▸ Given data
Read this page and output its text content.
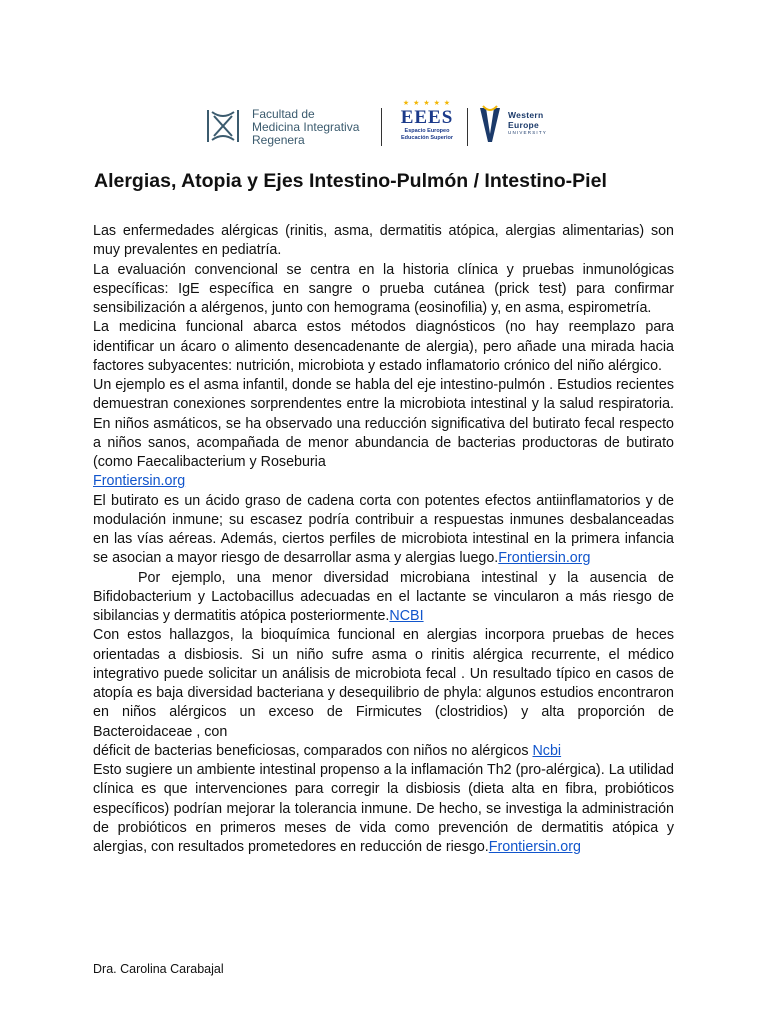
Facultad de
Medicina Integrativa
Regenera
★ ★ ★ ★ ★
EEES
Espacio Europeo
Educación Superior
Western
Europe
UNIVERSITY
Alergias, Atopia y Ejes Intestino-Pulmón / Intestino-Piel

Las enfermedades alérgicas (rinitis, asma, dermatitis atópica, alergias alimentarias) son muy prevalentes en pediatría.

La evaluación convencional se centra en la historia clínica y pruebas inmunológicas específicas: IgE específica en sangre o prueba cutánea (prick test) para confirmar sensibilización a alérgenos, junto con hemograma (eosinofilia) y, en asma, espirometría.

La medicina funcional abarca estos métodos diagnósticos (no hay reemplazo para identificar un ácaro o alimento desencadenante de alergia), pero añade una mirada hacia factores subyacentes: nutrición, microbiota y estado inflamatorio crónico del niño alérgico.

Un ejemplo es el asma infantil, donde se habla del eje intestino-pulmón . Estudios recientes demuestran conexiones sorprendentes entre la microbiota intestinal y la salud respiratoria. En niños asmáticos, se ha observado una reducción significativa del butirato fecal respecto a niños sanos, acompañada de menor abundancia de bacterias productoras de butirato (como Faecalibacterium y Roseburia
Frontiersin.org

El butirato es un ácido graso de cadena corta con potentes efectos antiinflamatorios y de modulación inmune; su escasez podría contribuir a respuestas inmunes desbalanceadas en las vías aéreas. Además, ciertos perfiles de microbiota intestinal en la primera infancia se asocian a mayor riesgo de desarrollar asma y alergias luego.Frontiersin.org

Por ejemplo, una menor diversidad microbiana intestinal y la ausencia de Bifidobacterium y Lactobacillus adecuadas en el lactante se vincularon a más riesgo de sibilancias y dermatitis atópica posteriormente.NCBI

Con estos hallazgos, la bioquímica funcional en alergias incorpora pruebas de heces orientadas a disbiosis. Si un niño sufre asma o rinitis alérgica recurrente, el médico integrativo puede solicitar un análisis de microbiota fecal . Un resultado típico en casos de atopía es baja diversidad bacteriana y desequilibrio de phyla: algunos estudios encontraron en niños alérgicos un exceso de Firmicutes (clostridios) y alta proporción de Bacteroidaceae , con

déficit de bacterias beneficiosas, comparados con niños no alérgicos Ncbi

Esto sugiere un ambiente intestinal propenso a la inflamación Th2 (pro-alérgica). La utilidad clínica es que intervenciones para corregir la disbiosis (dieta alta en fibra, probióticos específicos) podrían mejorar la tolerancia inmune. De hecho, se investiga la administración de probióticos en primeros meses de vida como prevención de dermatitis atópica y alergias, con resultados prometedores en reducción de riesgo.Frontiersin.org

Dra. Carolina Carabajal
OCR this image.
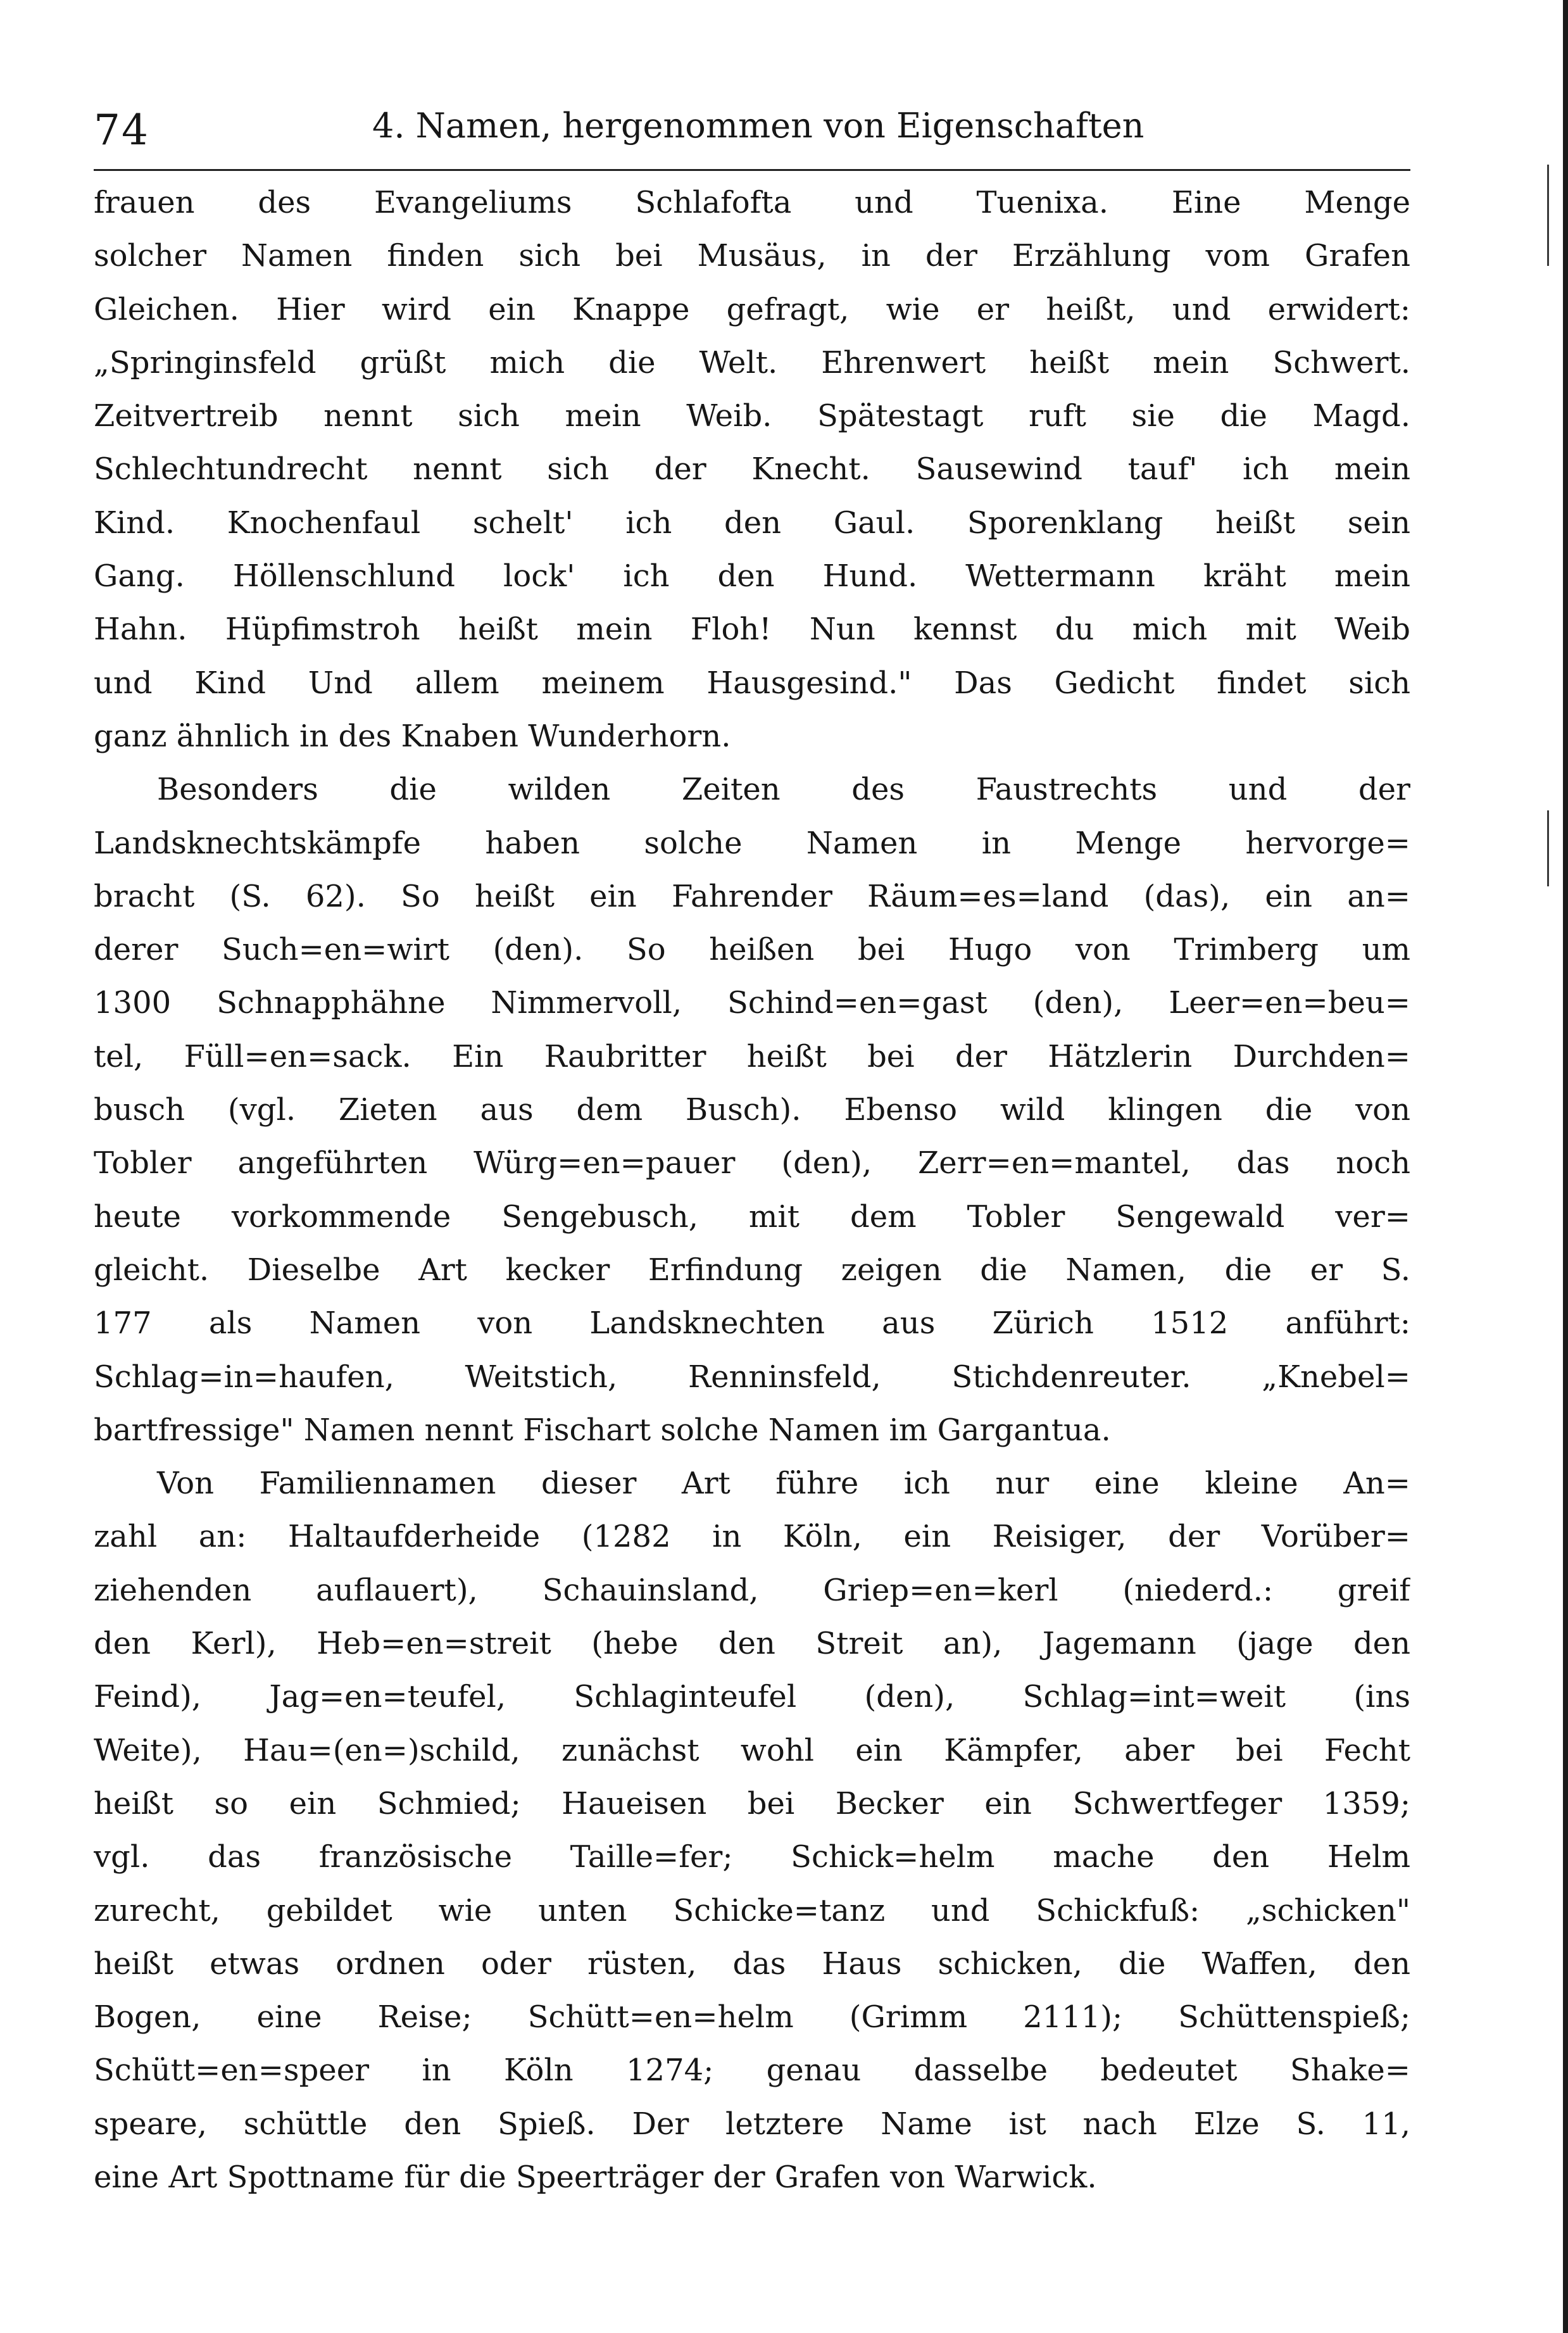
74	4. Namen, hergenommen von Eigenschaften
frauen des Evangeliums Schlafofta und Tuenixa. Eine Menge
solcher Namen finden sich bei Musäus, in der Erzählung vom Grafen
Gleichen. Hier wird ein Knappe gefragt, wie er heißt, und erwidert:
„Springinsfeld grüßt mich die Welt. Ehrenwert heißt mein Schwert.
Zeitvertreib nennt sich mein Weib. Spätestagt ruft sie die Magd.
Schlechtundrecht nennt sich der Knecht. Sausewind tauf' ich mein
Kind. Knochenfaul schelt' ich den Gaul. Sporenklang heißt sein
Gang. Höllenschlund lock' ich den Hund. Wettermann kräht mein
Hahn. Hüpfimstroh heißt mein Floh! Nun kennst du mich mit Weib
und Kind Und allem meinem Hausgesind." Das Gedicht findet sich
ganz ähnlich in des Knaben Wunderhorn.
Besonders die wilden Zeiten des Faustrechts und der
Landsknechtskämpfe haben solche Namen in Menge hervorge=
bracht (S. 62). So heißt ein Fahrender Räum=es=land (das), ein an=
derer Such=en=wirt (den). So heißen bei Hugo von Trimberg um
1300 Schnapphähne Nimmervoll, Schind=en=gast (den), Leer=en=beu=
tel, Füll=en=sack. Ein Raubritter heißt bei der Hätzlerin Durchden=
busch (vgl. Zieten aus dem Busch). Ebenso wild klingen die von
Tobler angeführten Würg=en=pauer (den), Zerr=en=mantel, das noch
heute vorkommende Sengebusch, mit dem Tobler Sengewald ver=
gleicht. Dieselbe Art kecker Erfindung zeigen die Namen, die er S.
177 als Namen von Landsknechten aus Zürich 1512 anführt:
Schlag=in=haufen, Weitstich, Renninsfeld, Stichdenreuter. „Knebel=
bartfressige" Namen nennt Fischart solche Namen im Gargantua.
Von Familiennamen dieser Art führe ich nur eine kleine An=
zahl an: Haltaufderheide (1282 in Köln, ein Reisiger, der Vorüber=
ziehenden auflauert), Schauinsland, Griep=en=kerl (niederd.: greif
den Kerl), Heb=en=streit (hebe den Streit an), Jagemann (jage den
Feind), Jag=en=teufel, Schlaginteufel (den), Schlag=int=weit (ins
Weite), Hau=(en=)schild, zunächst wohl ein Kämpfer, aber bei Fecht
heißt so ein Schmied; Haueisen bei Becker ein Schwertfeger 1359;
vgl. das französische Taille=fer; Schick=helm mache den Helm
zurecht, gebildet wie unten Schicke=tanz und Schickfuß: „schicken"
heißt etwas ordnen oder rüsten, das Haus schicken, die Waffen, den
Bogen, eine Reise; Schütt=en=helm (Grimm 2111); Schüttenspieß;
Schütt=en=speer in Köln 1274; genau dasselbe bedeutet Shake=
speare, schüttle den Spieß. Der letztere Name ist nach Elze S. 11,
eine Art Spottname für die Speerträger der Grafen von Warwick.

▸ Work item
Where a line above contains the word "this", copy that line.

▸ Expected answer
Read this page and output its text content.
OCR this image.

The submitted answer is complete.